(Data extracted from a collection)
[START]
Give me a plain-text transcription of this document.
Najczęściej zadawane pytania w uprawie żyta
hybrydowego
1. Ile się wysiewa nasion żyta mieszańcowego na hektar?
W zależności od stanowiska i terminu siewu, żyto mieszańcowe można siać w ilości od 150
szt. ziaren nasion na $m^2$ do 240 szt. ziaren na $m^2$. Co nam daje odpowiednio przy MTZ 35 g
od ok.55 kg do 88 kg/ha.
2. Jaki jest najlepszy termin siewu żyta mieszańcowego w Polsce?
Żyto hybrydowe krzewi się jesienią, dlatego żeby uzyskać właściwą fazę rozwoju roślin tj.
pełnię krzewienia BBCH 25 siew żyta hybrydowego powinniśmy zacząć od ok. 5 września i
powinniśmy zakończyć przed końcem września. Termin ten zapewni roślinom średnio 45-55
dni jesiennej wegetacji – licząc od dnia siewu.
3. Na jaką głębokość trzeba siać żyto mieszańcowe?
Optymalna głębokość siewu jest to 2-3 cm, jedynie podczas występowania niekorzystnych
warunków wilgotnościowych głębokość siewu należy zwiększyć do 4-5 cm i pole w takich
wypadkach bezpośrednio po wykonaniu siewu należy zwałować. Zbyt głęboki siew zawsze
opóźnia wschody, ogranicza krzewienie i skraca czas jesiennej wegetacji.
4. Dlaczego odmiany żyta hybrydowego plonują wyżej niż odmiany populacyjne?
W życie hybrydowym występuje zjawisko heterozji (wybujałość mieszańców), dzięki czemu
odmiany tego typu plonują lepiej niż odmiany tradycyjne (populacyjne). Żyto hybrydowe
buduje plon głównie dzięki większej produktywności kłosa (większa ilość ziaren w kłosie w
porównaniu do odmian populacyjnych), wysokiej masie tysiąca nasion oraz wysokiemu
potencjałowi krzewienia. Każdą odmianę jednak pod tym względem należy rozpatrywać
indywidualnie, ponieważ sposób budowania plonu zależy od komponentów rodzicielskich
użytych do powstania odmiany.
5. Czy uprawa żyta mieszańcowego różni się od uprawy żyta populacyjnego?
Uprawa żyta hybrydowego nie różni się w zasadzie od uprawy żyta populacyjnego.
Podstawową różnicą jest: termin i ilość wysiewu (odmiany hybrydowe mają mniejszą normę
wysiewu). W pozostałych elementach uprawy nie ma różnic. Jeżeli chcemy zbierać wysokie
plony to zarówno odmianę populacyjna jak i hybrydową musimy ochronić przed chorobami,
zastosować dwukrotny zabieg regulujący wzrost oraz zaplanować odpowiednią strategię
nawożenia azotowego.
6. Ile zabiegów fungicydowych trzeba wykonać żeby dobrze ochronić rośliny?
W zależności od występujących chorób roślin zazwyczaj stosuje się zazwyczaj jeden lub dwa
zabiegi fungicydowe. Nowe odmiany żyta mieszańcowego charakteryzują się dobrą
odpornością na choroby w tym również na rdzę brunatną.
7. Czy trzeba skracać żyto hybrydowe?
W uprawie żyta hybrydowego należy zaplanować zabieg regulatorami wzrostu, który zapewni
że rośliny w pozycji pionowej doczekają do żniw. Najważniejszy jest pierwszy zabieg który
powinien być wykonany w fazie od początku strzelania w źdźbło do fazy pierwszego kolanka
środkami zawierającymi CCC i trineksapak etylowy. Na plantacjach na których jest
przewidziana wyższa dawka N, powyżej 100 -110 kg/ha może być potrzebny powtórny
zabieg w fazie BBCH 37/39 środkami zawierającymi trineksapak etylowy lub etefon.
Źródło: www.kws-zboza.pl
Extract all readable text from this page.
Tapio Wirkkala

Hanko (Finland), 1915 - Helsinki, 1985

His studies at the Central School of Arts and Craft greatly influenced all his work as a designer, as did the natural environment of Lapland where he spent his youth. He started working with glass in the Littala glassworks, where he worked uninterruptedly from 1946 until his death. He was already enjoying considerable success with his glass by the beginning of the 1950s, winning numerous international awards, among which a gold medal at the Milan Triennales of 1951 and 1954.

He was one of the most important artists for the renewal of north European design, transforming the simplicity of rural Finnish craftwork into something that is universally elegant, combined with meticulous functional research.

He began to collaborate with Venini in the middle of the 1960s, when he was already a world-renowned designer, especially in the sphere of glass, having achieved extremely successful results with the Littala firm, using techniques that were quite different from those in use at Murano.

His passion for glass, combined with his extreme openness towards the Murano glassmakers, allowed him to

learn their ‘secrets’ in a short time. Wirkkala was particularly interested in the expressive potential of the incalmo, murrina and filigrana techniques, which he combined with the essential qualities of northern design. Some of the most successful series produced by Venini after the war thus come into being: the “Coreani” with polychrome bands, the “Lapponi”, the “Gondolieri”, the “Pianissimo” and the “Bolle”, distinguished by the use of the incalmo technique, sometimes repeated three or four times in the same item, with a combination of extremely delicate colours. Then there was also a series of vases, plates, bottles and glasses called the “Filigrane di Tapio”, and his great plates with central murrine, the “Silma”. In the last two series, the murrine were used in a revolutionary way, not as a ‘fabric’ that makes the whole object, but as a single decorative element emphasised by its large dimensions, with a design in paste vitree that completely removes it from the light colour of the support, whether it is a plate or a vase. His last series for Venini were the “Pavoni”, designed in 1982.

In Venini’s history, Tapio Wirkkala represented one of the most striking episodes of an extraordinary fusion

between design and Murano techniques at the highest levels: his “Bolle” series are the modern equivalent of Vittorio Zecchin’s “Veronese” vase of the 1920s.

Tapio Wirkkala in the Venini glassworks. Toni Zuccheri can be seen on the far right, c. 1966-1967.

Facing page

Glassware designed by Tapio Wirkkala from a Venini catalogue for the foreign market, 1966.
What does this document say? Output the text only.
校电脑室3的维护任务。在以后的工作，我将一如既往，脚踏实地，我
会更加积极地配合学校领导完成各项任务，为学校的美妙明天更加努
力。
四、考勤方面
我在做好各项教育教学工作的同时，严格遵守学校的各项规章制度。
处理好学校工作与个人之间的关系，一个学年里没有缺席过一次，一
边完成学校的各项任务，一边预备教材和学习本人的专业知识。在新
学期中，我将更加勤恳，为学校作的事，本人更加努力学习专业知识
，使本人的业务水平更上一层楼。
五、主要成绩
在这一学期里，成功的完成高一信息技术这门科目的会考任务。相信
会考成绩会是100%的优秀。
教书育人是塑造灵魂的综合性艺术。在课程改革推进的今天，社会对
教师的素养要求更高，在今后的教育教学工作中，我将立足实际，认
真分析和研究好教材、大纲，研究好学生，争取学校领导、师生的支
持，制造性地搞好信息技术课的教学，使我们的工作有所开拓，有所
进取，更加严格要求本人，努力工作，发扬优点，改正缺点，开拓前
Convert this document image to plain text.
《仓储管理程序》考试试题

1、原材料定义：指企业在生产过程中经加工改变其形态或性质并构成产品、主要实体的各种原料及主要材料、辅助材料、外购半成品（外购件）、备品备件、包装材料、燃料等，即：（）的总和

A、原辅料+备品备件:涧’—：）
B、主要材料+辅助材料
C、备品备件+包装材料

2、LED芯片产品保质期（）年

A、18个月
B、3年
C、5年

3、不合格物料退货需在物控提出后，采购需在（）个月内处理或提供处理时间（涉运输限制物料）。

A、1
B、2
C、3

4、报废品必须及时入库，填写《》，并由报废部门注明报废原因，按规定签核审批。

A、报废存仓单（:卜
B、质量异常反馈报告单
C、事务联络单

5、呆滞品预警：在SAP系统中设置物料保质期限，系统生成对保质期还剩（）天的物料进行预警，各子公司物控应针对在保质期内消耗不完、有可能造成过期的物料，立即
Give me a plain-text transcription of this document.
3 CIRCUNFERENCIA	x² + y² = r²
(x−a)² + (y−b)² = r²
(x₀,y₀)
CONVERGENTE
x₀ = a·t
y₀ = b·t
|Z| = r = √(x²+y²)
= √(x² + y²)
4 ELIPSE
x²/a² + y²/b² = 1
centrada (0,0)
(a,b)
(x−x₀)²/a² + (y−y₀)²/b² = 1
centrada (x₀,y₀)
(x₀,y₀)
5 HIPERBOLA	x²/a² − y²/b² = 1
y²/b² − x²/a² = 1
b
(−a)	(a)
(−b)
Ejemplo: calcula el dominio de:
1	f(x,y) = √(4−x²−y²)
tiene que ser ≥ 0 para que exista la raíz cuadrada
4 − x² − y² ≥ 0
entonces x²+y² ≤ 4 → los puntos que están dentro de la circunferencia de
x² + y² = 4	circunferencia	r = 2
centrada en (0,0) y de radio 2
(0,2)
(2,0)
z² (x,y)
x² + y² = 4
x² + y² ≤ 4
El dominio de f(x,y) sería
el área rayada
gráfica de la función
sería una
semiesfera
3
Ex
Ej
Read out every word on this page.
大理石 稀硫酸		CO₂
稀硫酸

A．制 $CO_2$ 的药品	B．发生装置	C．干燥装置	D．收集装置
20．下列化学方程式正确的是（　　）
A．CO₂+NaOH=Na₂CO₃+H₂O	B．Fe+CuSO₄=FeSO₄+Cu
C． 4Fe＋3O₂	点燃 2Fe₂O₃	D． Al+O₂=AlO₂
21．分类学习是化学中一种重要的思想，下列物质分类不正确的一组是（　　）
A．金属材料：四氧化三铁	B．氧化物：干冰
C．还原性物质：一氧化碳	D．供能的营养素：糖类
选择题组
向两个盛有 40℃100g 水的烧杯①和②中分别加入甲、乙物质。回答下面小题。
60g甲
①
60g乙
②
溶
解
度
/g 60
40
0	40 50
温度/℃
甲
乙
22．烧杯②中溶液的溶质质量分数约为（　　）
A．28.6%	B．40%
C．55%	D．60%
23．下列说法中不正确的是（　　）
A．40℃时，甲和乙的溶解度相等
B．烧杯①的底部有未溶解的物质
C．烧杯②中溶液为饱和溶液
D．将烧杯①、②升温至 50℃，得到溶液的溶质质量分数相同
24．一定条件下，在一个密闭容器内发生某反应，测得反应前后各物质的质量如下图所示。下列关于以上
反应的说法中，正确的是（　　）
[END]
- [Goal]
Check each line above for the string "przed" and show the ones that have it.

- [Correct answer]
powinniśmy zakończyć przed końcem września. Termin ten zapewni roślinom średnio 45-55
plony to zarówno odmianę populacyjna jak i hybrydową musimy ochronić przed chorobami,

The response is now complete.